# Task to complete:
Reproduce, word for word, the lines of the material from the line containing "x-tick-label: 30% <box>499 351 537 371</box>" through the final line of the material, both included.

# Record list:
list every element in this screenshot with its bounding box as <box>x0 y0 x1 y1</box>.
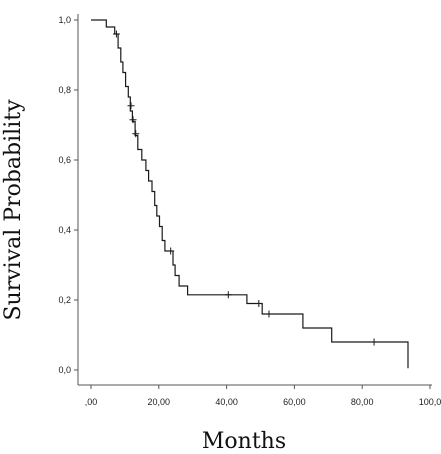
y-tick-label: 1,0 <box>58 15 71 25</box>
y-axis-title: Survival Probability <box>1 99 26 321</box>
censor-mark <box>224 291 232 299</box>
y-tick-label: 0,2 <box>58 295 71 305</box>
censor-mark <box>112 30 120 38</box>
y-tick-label: 0,8 <box>58 85 71 95</box>
censor-marks <box>112 30 378 346</box>
censor-mark <box>129 116 137 124</box>
y-tick-label: 0,0 <box>58 365 71 375</box>
x-axis-title: Months <box>202 429 286 454</box>
censor-mark <box>127 102 135 110</box>
y-tick-label: 0,6 <box>58 155 71 165</box>
x-tick-label: 60,00 <box>283 397 306 407</box>
y-ticks: 0,0 0,2 0,4 0,6 0,8 1,0 <box>58 15 78 375</box>
x-tick-label: 20,00 <box>148 397 171 407</box>
x-tick-label: ,00 <box>85 397 98 407</box>
censor-mark <box>370 338 378 346</box>
x-ticks: ,00 20,00 40,00 60,00 80,00 100,0 <box>85 385 441 407</box>
censor-mark <box>255 300 263 307</box>
x-tick-label: 40,00 <box>215 397 238 407</box>
censor-mark <box>265 310 273 318</box>
x-tick-label: 80,00 <box>351 397 374 407</box>
censor-mark <box>132 130 140 138</box>
censor-mark <box>167 247 175 255</box>
x-tick-label: 100,0 <box>419 397 441 407</box>
survival-curve <box>91 19 409 369</box>
y-tick-label: 0,4 <box>58 225 71 235</box>
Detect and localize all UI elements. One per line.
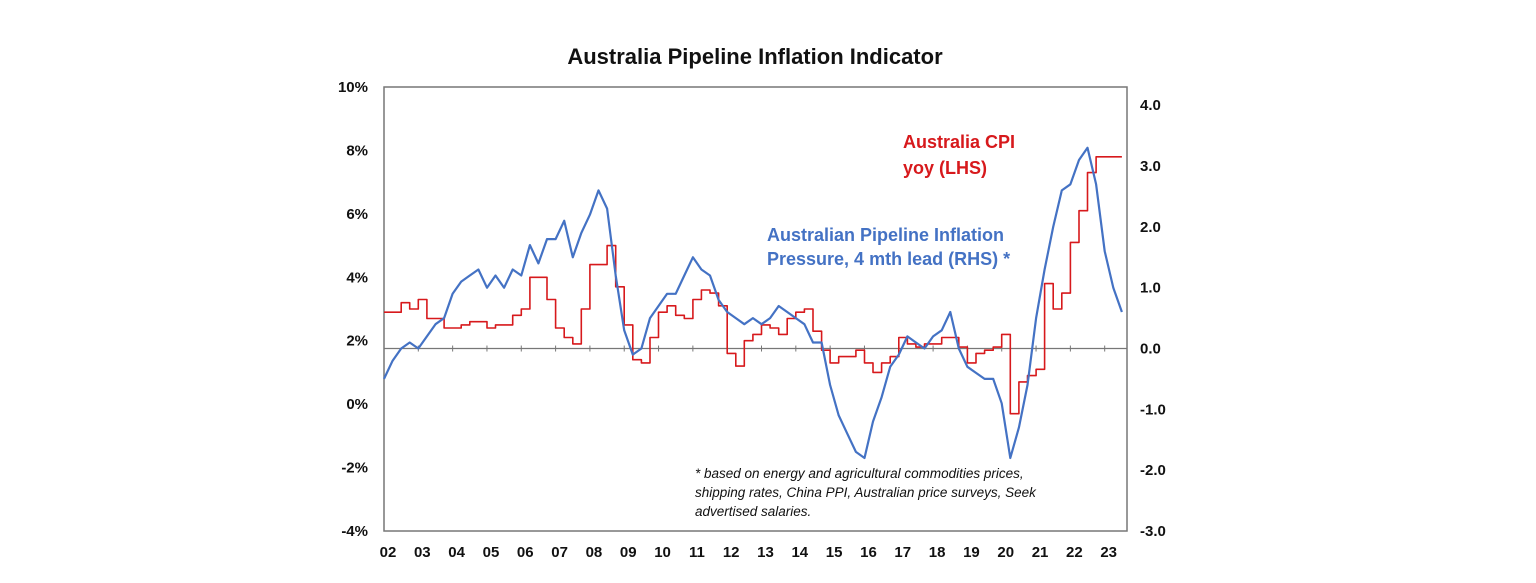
right-y-tick-label: 1.0 (1140, 280, 1161, 297)
pipeline-series-line (383, 146, 1123, 460)
left-y-tick-label: 8% (346, 142, 368, 159)
x-tick-label: 10 (654, 544, 671, 561)
x-tick-label: 18 (929, 544, 946, 561)
x-tick-label: 22 (1066, 544, 1083, 561)
footnote-line-3: advertised salaries. (695, 504, 811, 519)
x-tick-label: 08 (586, 544, 603, 561)
x-tick-label: 03 (414, 544, 431, 561)
left-y-tick-label: 10% (338, 79, 368, 96)
left-y-tick-label: 4% (346, 269, 368, 286)
pipeline-label-line-2: Pressure, 4 mth lead (RHS) * (767, 249, 1010, 269)
right-y-tick-label: 4.0 (1140, 97, 1161, 114)
right-y-tick-label: -3.0 (1140, 523, 1166, 540)
x-tick-label: 07 (551, 544, 568, 561)
cpi-label-line-1: Australia CPI (903, 132, 1015, 152)
x-tick-label: 15 (826, 544, 843, 561)
x-tick-label: 05 (483, 544, 500, 561)
x-tick-label: 19 (963, 544, 980, 561)
x-tick-label: 13 (757, 544, 774, 561)
left-y-tick-label: 2% (346, 333, 368, 350)
right-y-tick-label: -2.0 (1140, 462, 1166, 479)
pipeline-label-line-1: Australian Pipeline Inflation (767, 225, 1004, 245)
right-y-tick-group: -3.0 -2.0 -1.0 0.0 1.0 2.0 3.0 4.0 (1140, 97, 1166, 540)
x-tick-label: 16 (860, 544, 877, 561)
cpi-series-line (384, 156, 1122, 415)
x-tick-group: 02 03 04 05 06 07 08 09 10 11 12 13 14 15 16 17 18 19 20 21… (380, 345, 1117, 561)
left-y-tick-label: 6% (346, 206, 368, 223)
right-y-tick-label: -1.0 (1140, 401, 1166, 418)
x-tick-label: 02 (380, 544, 397, 561)
chart-title: Australia Pipeline Inflation Indicator (567, 44, 943, 69)
x-tick-label: 06 (517, 544, 534, 561)
x-tick-label: 20 (997, 544, 1014, 561)
cpi-label-line-2: yoy (LHS) (903, 158, 987, 178)
x-tick-label: 23 (1100, 544, 1117, 561)
left-y-tick-group: -4% -2% 0% 2% 4% 6% 8% 10% (338, 79, 368, 540)
right-y-tick-label: 2.0 (1140, 219, 1161, 236)
series-layer (383, 146, 1123, 460)
left-y-tick-label: -2% (341, 460, 368, 477)
left-y-tick-label: -4% (341, 523, 368, 540)
right-y-tick-label: 0.0 (1140, 341, 1161, 358)
footnote-line-1: * based on energy and agricultural commo… (695, 466, 1024, 481)
left-y-tick-label: 0% (346, 396, 368, 413)
x-tick-label: 09 (620, 544, 637, 561)
plot-area-border (383, 86, 1128, 532)
right-y-tick-label: 3.0 (1140, 158, 1161, 175)
x-tick-label: 14 (791, 544, 808, 561)
x-tick-label: 12 (723, 544, 740, 561)
x-tick-label: 17 (894, 544, 911, 561)
x-tick-label: 04 (448, 544, 465, 561)
footnote-line-2: shipping rates, China PPI, Australian pr… (695, 485, 1037, 500)
x-tick-label: 11 (689, 544, 705, 561)
x-tick-label: 21 (1032, 544, 1049, 561)
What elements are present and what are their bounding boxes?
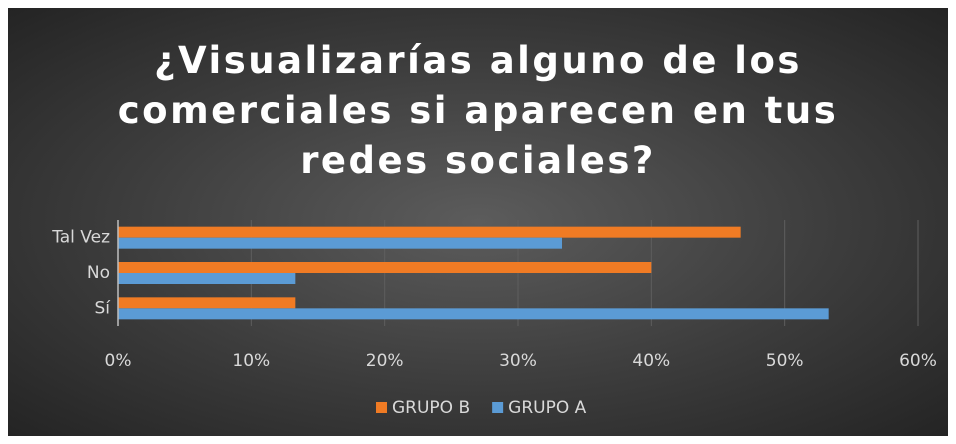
x-tick-label: 30% <box>499 351 537 371</box>
x-tick-label: 60% <box>899 351 937 371</box>
bar <box>118 297 296 309</box>
x-tick-label: 0% <box>105 351 132 371</box>
chart-background <box>8 8 948 436</box>
y-tick-label: Sí <box>94 298 111 318</box>
bar <box>118 226 741 238</box>
legend-swatch <box>492 402 504 413</box>
chart-title: ¿Visualizarías alguno de los comerciales… <box>117 39 839 182</box>
bar <box>118 273 296 284</box>
x-tick-label: 50% <box>766 351 804 371</box>
x-tick-label: 20% <box>366 351 404 371</box>
bar <box>118 237 562 249</box>
legend-label: GRUPO B <box>392 398 470 418</box>
x-tick-label: 40% <box>632 351 670 371</box>
x-tick-label: 10% <box>232 351 270 371</box>
legend-label: GRUPO A <box>508 398 586 418</box>
legend-swatch <box>376 402 387 413</box>
bar <box>118 308 829 320</box>
bar <box>118 262 652 273</box>
y-tick-label: No <box>87 263 110 283</box>
y-tick-label: Tal Vez <box>51 228 110 248</box>
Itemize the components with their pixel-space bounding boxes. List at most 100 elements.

# Task response:
x-tick-label: 30% <box>499 351 537 371</box>
x-tick-label: 60% <box>899 351 937 371</box>
bar <box>118 297 296 309</box>
x-tick-label: 0% <box>105 351 132 371</box>
chart-background <box>8 8 948 436</box>
y-tick-label: Sí <box>94 298 111 318</box>
bar <box>118 226 741 238</box>
legend-swatch <box>492 402 504 413</box>
chart-title: ¿Visualizarías alguno de los comerciales… <box>117 39 839 182</box>
bar <box>118 273 296 284</box>
x-tick-label: 50% <box>766 351 804 371</box>
x-tick-label: 20% <box>366 351 404 371</box>
bar <box>118 237 562 249</box>
legend-label: GRUPO B <box>392 398 470 418</box>
x-tick-label: 40% <box>632 351 670 371</box>
x-tick-label: 10% <box>232 351 270 371</box>
legend-label: GRUPO A <box>508 398 586 418</box>
legend-swatch <box>376 402 387 413</box>
bar <box>118 308 829 320</box>
bar <box>118 262 652 273</box>
y-tick-label: No <box>87 263 110 283</box>
y-tick-label: Tal Vez <box>51 228 110 248</box>
Itemize the components with their pixel-space bounding boxes. List at most 100 elements.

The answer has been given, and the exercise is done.